▶ **Supplied material**:

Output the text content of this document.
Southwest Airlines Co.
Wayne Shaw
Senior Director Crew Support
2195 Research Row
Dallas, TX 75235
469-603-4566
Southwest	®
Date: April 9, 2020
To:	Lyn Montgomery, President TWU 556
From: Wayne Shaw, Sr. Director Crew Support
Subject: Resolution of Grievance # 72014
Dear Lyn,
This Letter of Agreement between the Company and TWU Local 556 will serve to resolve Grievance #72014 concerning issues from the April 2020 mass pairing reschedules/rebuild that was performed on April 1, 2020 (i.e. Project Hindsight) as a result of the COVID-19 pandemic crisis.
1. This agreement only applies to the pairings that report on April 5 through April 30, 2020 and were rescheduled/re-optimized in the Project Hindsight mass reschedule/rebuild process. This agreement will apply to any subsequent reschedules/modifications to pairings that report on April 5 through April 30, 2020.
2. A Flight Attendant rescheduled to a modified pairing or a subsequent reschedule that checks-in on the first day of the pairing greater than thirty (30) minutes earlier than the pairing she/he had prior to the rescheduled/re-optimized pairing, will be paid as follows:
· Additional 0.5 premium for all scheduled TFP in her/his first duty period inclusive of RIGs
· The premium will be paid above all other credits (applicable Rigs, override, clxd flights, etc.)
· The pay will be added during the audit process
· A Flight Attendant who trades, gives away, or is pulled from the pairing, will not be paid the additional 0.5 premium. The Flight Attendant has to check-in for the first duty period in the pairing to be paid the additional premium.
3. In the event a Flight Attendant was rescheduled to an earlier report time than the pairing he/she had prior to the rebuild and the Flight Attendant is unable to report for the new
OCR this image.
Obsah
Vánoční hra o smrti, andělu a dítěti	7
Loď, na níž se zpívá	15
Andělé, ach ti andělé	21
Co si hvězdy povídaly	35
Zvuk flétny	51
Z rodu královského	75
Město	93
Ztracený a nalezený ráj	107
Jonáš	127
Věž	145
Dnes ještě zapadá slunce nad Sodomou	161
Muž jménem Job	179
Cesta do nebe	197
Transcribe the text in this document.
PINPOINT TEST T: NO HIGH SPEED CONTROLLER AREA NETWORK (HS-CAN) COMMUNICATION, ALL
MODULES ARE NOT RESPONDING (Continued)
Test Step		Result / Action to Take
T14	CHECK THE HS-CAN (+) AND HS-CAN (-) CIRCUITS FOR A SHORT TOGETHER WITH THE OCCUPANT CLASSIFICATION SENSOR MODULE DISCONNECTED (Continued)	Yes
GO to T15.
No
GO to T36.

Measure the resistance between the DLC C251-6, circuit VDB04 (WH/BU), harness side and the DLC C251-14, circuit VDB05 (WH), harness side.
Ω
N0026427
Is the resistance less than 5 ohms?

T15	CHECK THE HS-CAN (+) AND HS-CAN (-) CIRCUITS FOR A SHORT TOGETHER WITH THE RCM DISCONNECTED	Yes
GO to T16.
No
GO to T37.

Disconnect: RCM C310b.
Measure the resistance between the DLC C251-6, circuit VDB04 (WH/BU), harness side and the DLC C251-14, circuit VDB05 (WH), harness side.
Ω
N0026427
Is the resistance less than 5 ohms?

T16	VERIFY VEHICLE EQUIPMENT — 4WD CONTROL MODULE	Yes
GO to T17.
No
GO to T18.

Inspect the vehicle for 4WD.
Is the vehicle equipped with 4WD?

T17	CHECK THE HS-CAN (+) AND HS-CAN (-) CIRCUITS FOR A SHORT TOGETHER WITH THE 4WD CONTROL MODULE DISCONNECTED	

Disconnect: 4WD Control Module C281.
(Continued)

▶ **What you have to do**:
Write out the full set of records exactly as given.

▶ **In response**:
Output the text content of this document.
Southwest Airlines Co.
Wayne Shaw
Senior Director Crew Support
2195 Research Row
Dallas, TX 75235
469-603-4566
Southwest	®
Date: April 9, 2020
To:	Lyn Montgomery, President TWU 556
From: Wayne Shaw, Sr. Director Crew Support
Subject: Resolution of Grievance # 72014
Dear Lyn,
This Letter of Agreement between the Company and TWU Local 556 will serve to resolve Grievance #72014 concerning issues from the April 2020 mass pairing reschedules/rebuild that was performed on April 1, 2020 (i.e. Project Hindsight) as a result of the COVID-19 pandemic crisis.
1. This agreement only applies to the pairings that report on April 5 through April 30, 2020 and were rescheduled/re-optimized in the Project Hindsight mass reschedule/rebuild process. This agreement will apply to any subsequent reschedules/modifications to pairings that report on April 5 through April 30, 2020.
2. A Flight Attendant rescheduled to a modified pairing or a subsequent reschedule that checks-in on the first day of the pairing greater than thirty (30) minutes earlier than the pairing she/he had prior to the rescheduled/re-optimized pairing, will be paid as follows:
· Additional 0.5 premium for all scheduled TFP in her/his first duty period inclusive of RIGs
· The premium will be paid above all other credits (applicable Rigs, override, clxd flights, etc.)
· The pay will be added during the audit process
· A Flight Attendant who trades, gives away, or is pulled from the pairing, will not be paid the additional 0.5 premium. The Flight Attendant has to check-in for the first duty period in the pairing to be paid the additional premium.
3. In the event a Flight Attendant was rescheduled to an earlier report time than the pairing he/she had prior to the rebuild and the Flight Attendant is unable to report for the new
OCR this image.
Obsah
Vánoční hra o smrti, andělu a dítěti	7
Loď, na níž se zpívá	15
Andělé, ach ti andělé	21
Co si hvězdy povídaly	35
Zvuk flétny	51
Z rodu královského	75
Město	93
Ztracený a nalezený ráj	107
Jonáš	127
Věž	145
Dnes ještě zapadá slunce nad Sodomou	161
Muž jménem Job	179
Cesta do nebe	197
Transcribe the text in this document.
PINPOINT TEST T: NO HIGH SPEED CONTROLLER AREA NETWORK (HS-CAN) COMMUNICATION, ALL
MODULES ARE NOT RESPONDING (Continued)
Test Step		Result / Action to Take
T14	CHECK THE HS-CAN (+) AND HS-CAN (-) CIRCUITS FOR A SHORT TOGETHER WITH THE OCCUPANT CLASSIFICATION SENSOR MODULE DISCONNECTED (Continued)	Yes
GO to T15.
No
GO to T36.

Measure the resistance between the DLC C251-6, circuit VDB04 (WH/BU), harness side and the DLC C251-14, circuit VDB05 (WH), harness side.
Ω
N0026427
Is the resistance less than 5 ohms?

T15	CHECK THE HS-CAN (+) AND HS-CAN (-) CIRCUITS FOR A SHORT TOGETHER WITH THE RCM DISCONNECTED	Yes
GO to T16.
No
GO to T37.

Disconnect: RCM C310b.
Measure the resistance between the DLC C251-6, circuit VDB04 (WH/BU), harness side and the DLC C251-14, circuit VDB05 (WH), harness side.
Ω
N0026427
Is the resistance less than 5 ohms?

T16	VERIFY VEHICLE EQUIPMENT — 4WD CONTROL MODULE	Yes
GO to T17.
No
GO to T18.

Inspect the vehicle for 4WD.
Is the vehicle equipped with 4WD?

T17	CHECK THE HS-CAN (+) AND HS-CAN (-) CIRCUITS FOR A SHORT TOGETHER WITH THE 4WD CONTROL MODULE DISCONNECTED	

Disconnect: 4WD Control Module C281.
(Continued)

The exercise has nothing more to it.